*PROBLEM TO SOLVE*:
For every line in the entries that contains "header", show the whole line.
==== MATERIAL PROVIDED
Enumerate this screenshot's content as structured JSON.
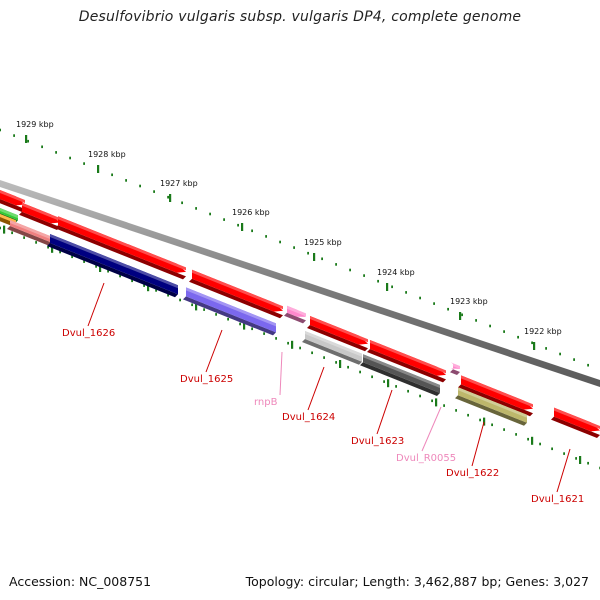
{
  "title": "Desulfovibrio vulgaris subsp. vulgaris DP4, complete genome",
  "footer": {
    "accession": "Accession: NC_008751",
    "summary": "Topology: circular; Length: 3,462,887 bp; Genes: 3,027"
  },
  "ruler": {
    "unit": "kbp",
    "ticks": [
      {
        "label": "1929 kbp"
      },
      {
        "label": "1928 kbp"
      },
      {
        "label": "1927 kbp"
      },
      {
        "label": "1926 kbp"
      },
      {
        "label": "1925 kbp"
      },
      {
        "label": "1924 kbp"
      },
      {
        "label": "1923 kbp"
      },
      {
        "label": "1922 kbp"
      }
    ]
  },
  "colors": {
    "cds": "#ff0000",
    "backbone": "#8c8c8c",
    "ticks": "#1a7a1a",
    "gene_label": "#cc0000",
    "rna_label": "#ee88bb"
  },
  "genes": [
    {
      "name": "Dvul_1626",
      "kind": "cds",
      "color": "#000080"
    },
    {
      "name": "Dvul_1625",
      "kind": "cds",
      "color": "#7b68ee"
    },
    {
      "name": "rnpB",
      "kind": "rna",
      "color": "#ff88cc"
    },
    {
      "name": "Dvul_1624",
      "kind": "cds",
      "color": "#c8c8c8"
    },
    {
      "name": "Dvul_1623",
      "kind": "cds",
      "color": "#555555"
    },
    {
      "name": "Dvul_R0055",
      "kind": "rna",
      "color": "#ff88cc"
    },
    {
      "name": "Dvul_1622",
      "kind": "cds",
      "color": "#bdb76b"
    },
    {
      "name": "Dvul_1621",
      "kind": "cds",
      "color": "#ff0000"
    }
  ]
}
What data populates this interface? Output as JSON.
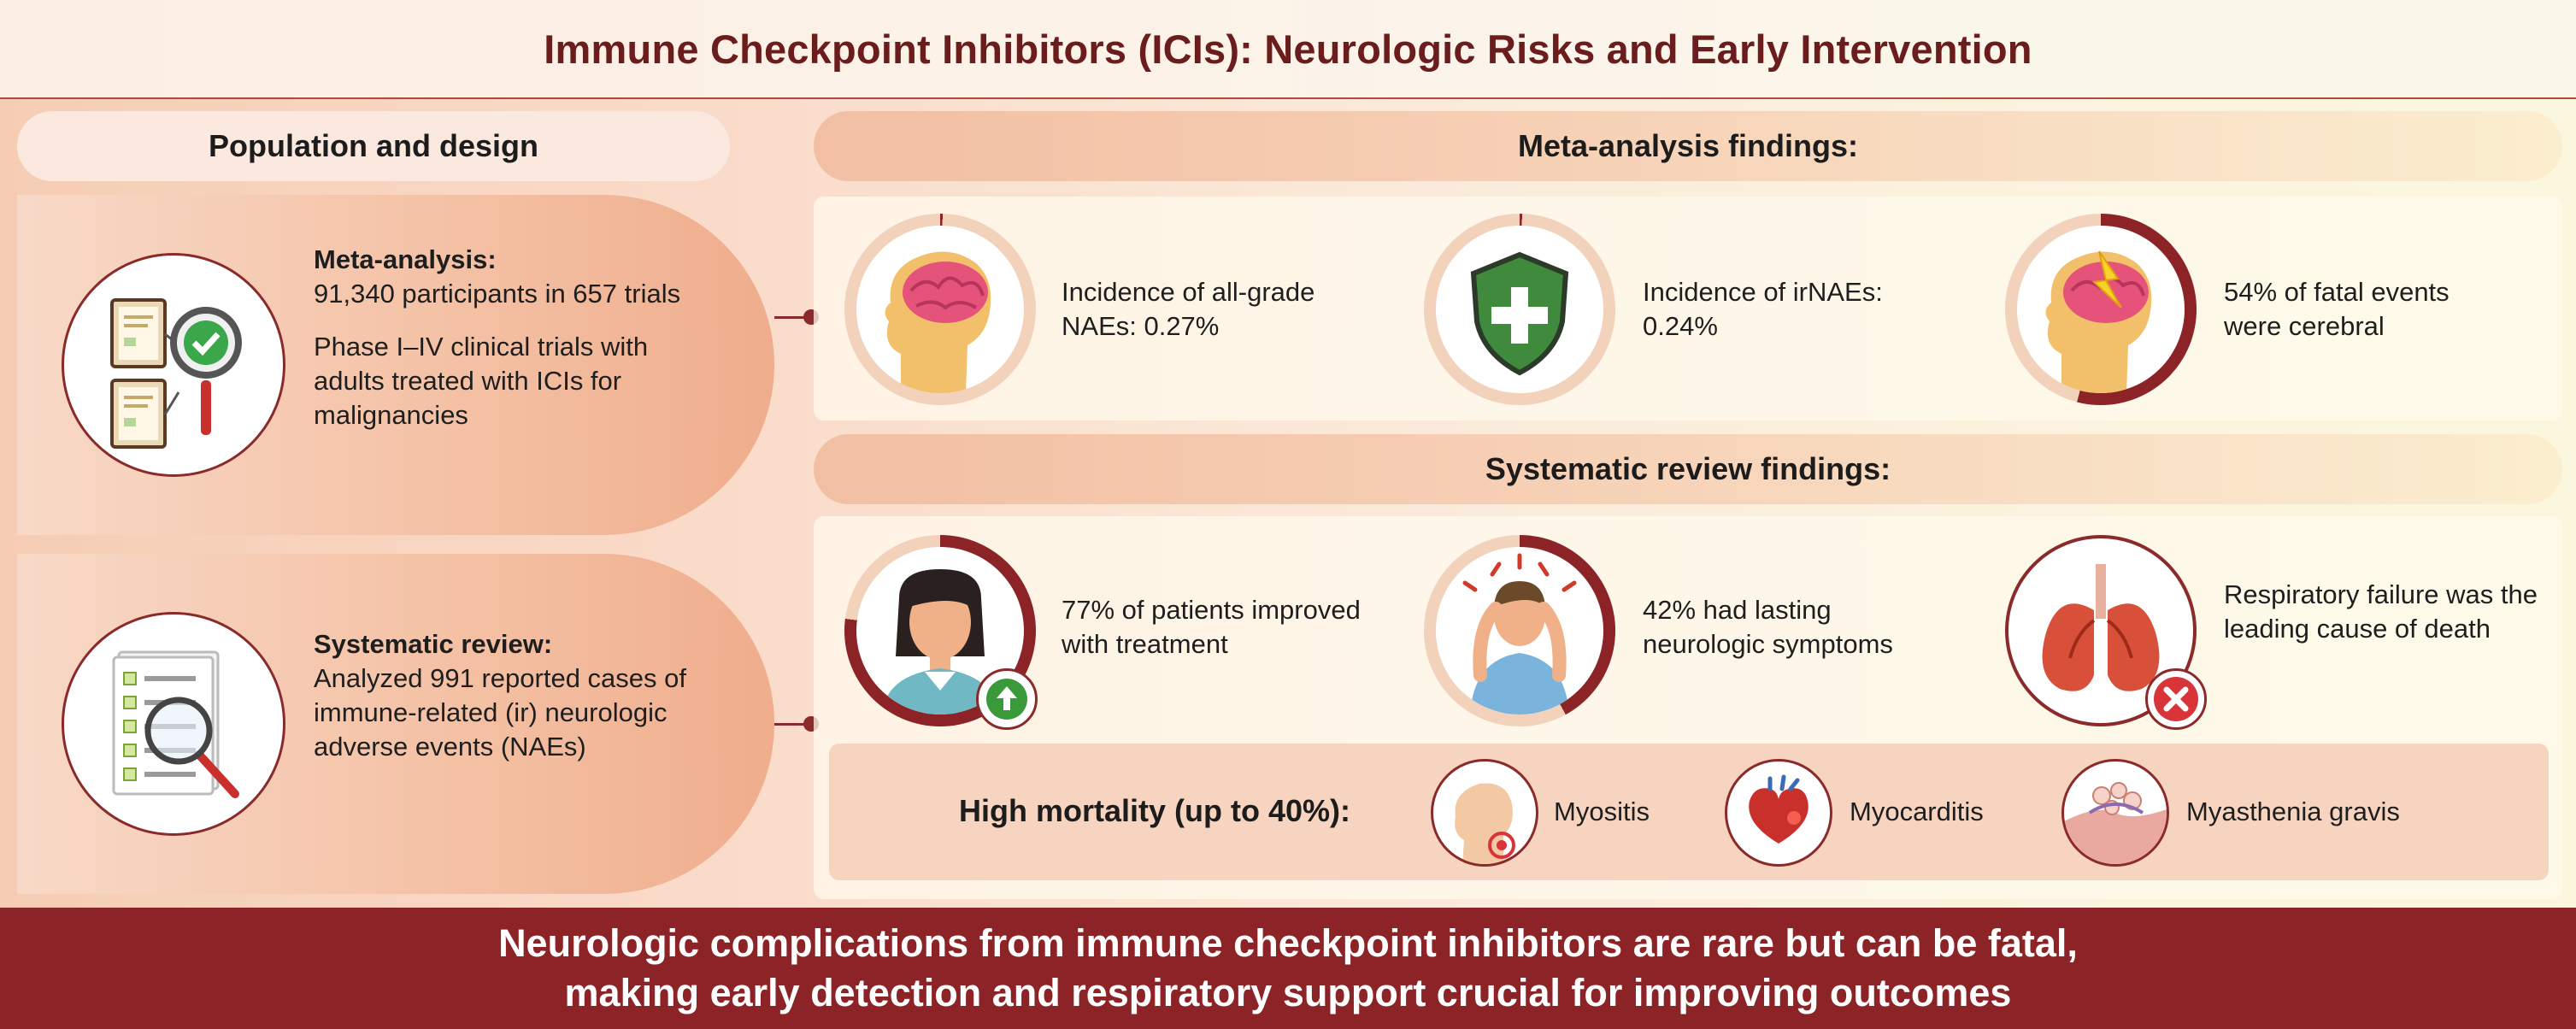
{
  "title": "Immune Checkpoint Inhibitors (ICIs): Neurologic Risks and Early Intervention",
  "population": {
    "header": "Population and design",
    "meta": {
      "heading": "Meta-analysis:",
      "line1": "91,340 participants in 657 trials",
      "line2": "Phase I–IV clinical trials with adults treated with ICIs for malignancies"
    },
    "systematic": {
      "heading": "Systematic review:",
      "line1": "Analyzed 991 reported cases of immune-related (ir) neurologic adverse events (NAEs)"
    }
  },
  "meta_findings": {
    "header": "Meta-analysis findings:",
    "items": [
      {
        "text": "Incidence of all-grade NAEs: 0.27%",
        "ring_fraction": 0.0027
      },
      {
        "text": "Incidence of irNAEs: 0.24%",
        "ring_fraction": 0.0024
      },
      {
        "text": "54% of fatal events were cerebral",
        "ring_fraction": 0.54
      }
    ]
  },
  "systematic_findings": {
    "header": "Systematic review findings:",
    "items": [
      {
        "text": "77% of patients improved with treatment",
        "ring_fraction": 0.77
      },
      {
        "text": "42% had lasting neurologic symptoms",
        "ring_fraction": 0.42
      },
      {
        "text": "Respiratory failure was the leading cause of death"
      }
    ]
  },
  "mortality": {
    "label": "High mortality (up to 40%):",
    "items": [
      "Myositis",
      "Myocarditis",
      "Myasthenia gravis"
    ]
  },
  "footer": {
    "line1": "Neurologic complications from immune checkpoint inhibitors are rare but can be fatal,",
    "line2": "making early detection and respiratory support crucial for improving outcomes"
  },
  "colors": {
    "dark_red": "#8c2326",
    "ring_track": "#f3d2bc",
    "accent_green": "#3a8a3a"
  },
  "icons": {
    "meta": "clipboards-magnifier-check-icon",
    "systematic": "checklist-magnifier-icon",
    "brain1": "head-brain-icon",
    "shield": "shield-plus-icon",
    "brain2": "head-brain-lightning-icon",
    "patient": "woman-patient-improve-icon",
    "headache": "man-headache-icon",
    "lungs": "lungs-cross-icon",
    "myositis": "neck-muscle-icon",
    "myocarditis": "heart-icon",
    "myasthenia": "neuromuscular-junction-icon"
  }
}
========
==== MATERIAL PROVIDED
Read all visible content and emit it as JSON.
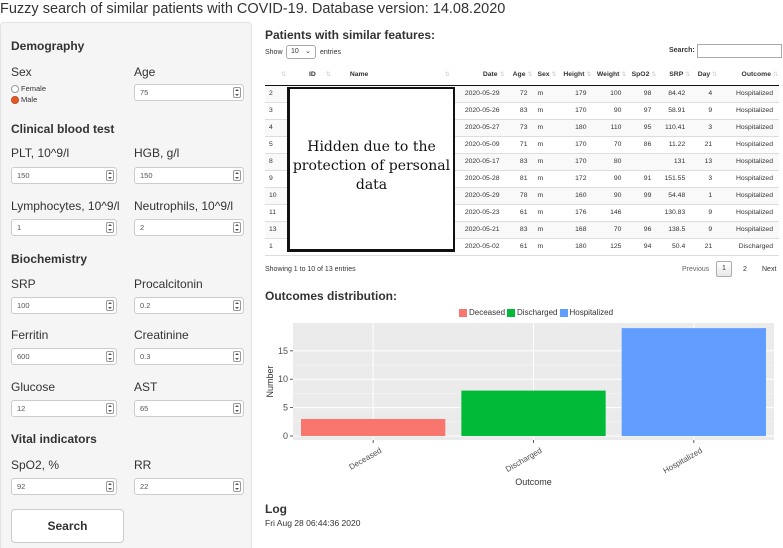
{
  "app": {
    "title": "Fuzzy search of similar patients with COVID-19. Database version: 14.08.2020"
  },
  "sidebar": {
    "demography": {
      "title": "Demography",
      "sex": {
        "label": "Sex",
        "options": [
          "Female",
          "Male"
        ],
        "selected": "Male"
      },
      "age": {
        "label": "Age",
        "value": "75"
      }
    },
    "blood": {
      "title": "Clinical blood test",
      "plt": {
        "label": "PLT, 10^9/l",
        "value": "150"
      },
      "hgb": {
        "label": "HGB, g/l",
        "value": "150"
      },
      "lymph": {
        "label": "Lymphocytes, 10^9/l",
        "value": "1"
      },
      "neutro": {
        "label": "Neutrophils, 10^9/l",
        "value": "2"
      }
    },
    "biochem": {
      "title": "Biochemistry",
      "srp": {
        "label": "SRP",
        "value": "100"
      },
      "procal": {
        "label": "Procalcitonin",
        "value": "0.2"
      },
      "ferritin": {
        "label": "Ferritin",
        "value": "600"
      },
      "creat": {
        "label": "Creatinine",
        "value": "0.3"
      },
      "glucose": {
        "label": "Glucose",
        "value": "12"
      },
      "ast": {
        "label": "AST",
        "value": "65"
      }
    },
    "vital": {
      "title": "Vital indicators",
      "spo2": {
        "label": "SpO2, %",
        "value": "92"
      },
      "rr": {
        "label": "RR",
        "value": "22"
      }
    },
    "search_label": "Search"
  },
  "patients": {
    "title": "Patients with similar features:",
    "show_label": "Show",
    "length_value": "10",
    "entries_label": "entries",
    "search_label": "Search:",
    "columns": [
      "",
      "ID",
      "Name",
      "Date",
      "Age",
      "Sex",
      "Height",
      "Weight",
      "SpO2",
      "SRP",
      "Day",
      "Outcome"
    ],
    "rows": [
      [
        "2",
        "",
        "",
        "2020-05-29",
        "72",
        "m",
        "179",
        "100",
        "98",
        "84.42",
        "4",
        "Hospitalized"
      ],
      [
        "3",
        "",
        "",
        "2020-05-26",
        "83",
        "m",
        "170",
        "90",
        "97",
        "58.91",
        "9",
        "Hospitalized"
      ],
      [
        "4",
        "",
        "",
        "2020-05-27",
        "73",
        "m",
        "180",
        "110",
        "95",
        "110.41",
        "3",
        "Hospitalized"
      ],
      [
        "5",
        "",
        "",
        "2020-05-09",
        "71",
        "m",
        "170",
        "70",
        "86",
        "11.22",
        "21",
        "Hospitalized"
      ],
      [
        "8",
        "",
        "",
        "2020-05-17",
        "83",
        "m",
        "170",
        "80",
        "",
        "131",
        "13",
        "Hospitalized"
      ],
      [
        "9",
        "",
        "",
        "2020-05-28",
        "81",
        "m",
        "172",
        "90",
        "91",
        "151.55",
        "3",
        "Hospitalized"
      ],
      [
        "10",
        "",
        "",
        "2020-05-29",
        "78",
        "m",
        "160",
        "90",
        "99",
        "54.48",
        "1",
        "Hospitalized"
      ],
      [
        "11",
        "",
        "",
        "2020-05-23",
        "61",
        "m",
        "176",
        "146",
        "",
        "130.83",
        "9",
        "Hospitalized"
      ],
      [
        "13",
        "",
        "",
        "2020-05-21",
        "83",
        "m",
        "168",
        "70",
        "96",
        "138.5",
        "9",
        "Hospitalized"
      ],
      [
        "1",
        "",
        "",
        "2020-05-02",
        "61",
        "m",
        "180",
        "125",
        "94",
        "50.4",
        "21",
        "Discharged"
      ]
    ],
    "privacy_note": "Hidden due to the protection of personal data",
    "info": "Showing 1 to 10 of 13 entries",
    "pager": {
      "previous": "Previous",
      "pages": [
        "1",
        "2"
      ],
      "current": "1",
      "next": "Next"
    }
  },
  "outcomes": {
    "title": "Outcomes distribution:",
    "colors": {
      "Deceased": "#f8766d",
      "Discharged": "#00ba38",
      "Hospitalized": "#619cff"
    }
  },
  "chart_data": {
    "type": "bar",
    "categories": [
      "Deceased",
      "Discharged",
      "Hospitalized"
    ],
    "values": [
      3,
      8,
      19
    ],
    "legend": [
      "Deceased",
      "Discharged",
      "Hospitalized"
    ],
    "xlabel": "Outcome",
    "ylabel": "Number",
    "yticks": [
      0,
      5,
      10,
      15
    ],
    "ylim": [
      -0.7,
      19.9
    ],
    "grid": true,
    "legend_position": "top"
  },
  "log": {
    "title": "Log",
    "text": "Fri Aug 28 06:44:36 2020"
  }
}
========
*RESULT FOR THIS TASK*:
    "header": "Population and design",
    "header": "Meta-analysis findings:",
    "header": "Systematic review findings:",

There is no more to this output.